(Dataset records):
····················
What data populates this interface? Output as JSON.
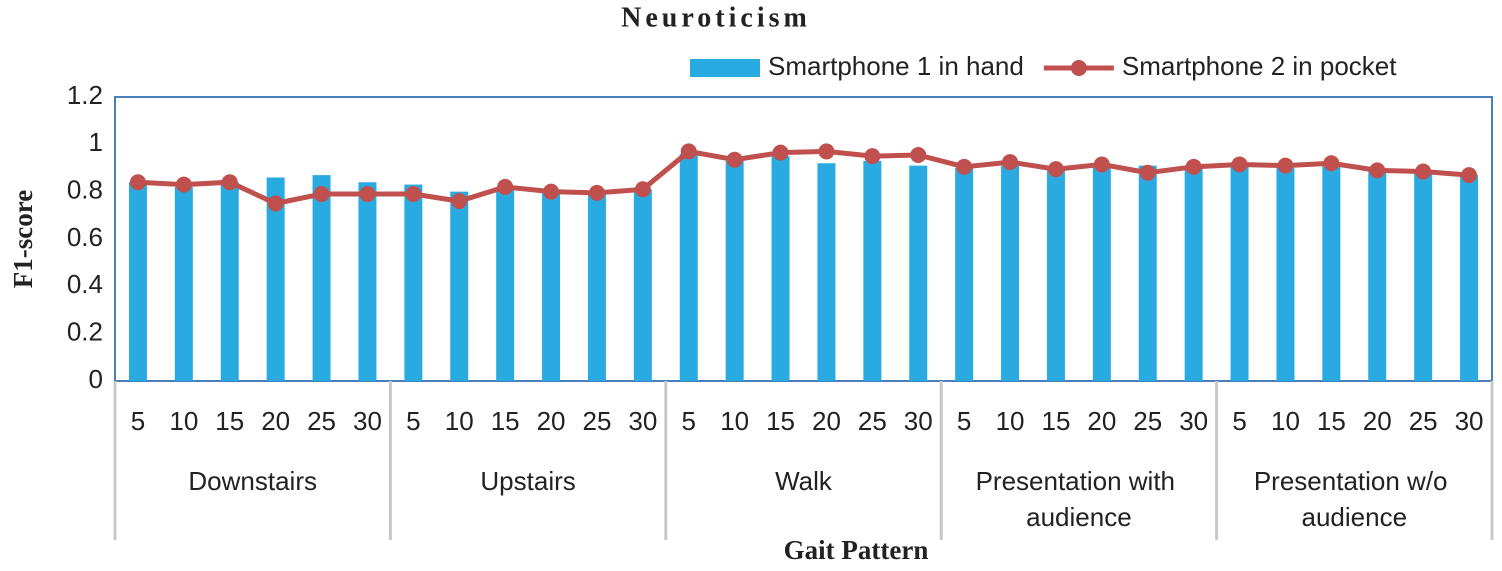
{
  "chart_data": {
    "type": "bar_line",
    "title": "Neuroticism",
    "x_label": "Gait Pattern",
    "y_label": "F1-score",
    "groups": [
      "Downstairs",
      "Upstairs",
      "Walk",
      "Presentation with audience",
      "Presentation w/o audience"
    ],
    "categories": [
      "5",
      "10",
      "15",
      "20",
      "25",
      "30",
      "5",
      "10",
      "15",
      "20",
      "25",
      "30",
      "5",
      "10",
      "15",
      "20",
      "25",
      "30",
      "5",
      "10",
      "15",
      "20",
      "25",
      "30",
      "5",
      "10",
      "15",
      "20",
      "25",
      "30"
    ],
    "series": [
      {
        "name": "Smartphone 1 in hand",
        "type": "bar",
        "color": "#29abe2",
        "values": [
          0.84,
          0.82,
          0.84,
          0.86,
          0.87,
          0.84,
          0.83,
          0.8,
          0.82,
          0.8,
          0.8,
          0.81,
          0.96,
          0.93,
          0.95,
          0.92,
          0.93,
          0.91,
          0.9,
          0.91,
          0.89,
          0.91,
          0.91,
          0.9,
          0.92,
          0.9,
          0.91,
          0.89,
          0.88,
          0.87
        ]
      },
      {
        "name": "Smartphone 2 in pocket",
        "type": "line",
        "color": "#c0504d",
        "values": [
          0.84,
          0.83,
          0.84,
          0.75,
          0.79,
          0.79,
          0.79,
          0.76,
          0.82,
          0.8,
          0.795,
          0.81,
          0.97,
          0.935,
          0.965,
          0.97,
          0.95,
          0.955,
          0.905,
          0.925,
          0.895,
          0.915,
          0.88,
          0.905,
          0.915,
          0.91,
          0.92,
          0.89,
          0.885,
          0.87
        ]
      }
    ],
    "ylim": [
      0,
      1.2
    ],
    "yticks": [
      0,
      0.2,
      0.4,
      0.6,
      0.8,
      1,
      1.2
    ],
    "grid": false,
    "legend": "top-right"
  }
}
····················
(Set problem):
Copy out the entries verbatim and leave the images out.

(Finished answer):
What data populates this interface? Output as JSON.
{
  "chart_data": {
    "type": "bar_line",
    "title": "Neuroticism",
    "x_label": "Gait Pattern",
    "y_label": "F1-score",
    "groups": [
      "Downstairs",
      "Upstairs",
      "Walk",
      "Presentation with audience",
      "Presentation w/o audience"
    ],
    "categories": [
      "5",
      "10",
      "15",
      "20",
      "25",
      "30",
      "5",
      "10",
      "15",
      "20",
      "25",
      "30",
      "5",
      "10",
      "15",
      "20",
      "25",
      "30",
      "5",
      "10",
      "15",
      "20",
      "25",
      "30",
      "5",
      "10",
      "15",
      "20",
      "25",
      "30"
    ],
    "series": [
      {
        "name": "Smartphone 1 in hand",
        "type": "bar",
        "color": "#29abe2",
        "values": [
          0.84,
          0.82,
          0.84,
          0.86,
          0.87,
          0.84,
          0.83,
          0.8,
          0.82,
          0.8,
          0.8,
          0.81,
          0.96,
          0.93,
          0.95,
          0.92,
          0.93,
          0.91,
          0.9,
          0.91,
          0.89,
          0.91,
          0.91,
          0.9,
          0.92,
          0.9,
          0.91,
          0.89,
          0.88,
          0.87
        ]
      },
      {
        "name": "Smartphone 2 in pocket",
        "type": "line",
        "color": "#c0504d",
        "values": [
          0.84,
          0.83,
          0.84,
          0.75,
          0.79,
          0.79,
          0.79,
          0.76,
          0.82,
          0.8,
          0.795,
          0.81,
          0.97,
          0.935,
          0.965,
          0.97,
          0.95,
          0.955,
          0.905,
          0.925,
          0.895,
          0.915,
          0.88,
          0.905,
          0.915,
          0.91,
          0.92,
          0.89,
          0.885,
          0.87
        ]
      }
    ],
    "ylim": [
      0,
      1.2
    ],
    "yticks": [
      0,
      0.2,
      0.4,
      0.6,
      0.8,
      1,
      1.2
    ],
    "grid": false,
    "legend": "top-right"
  }
}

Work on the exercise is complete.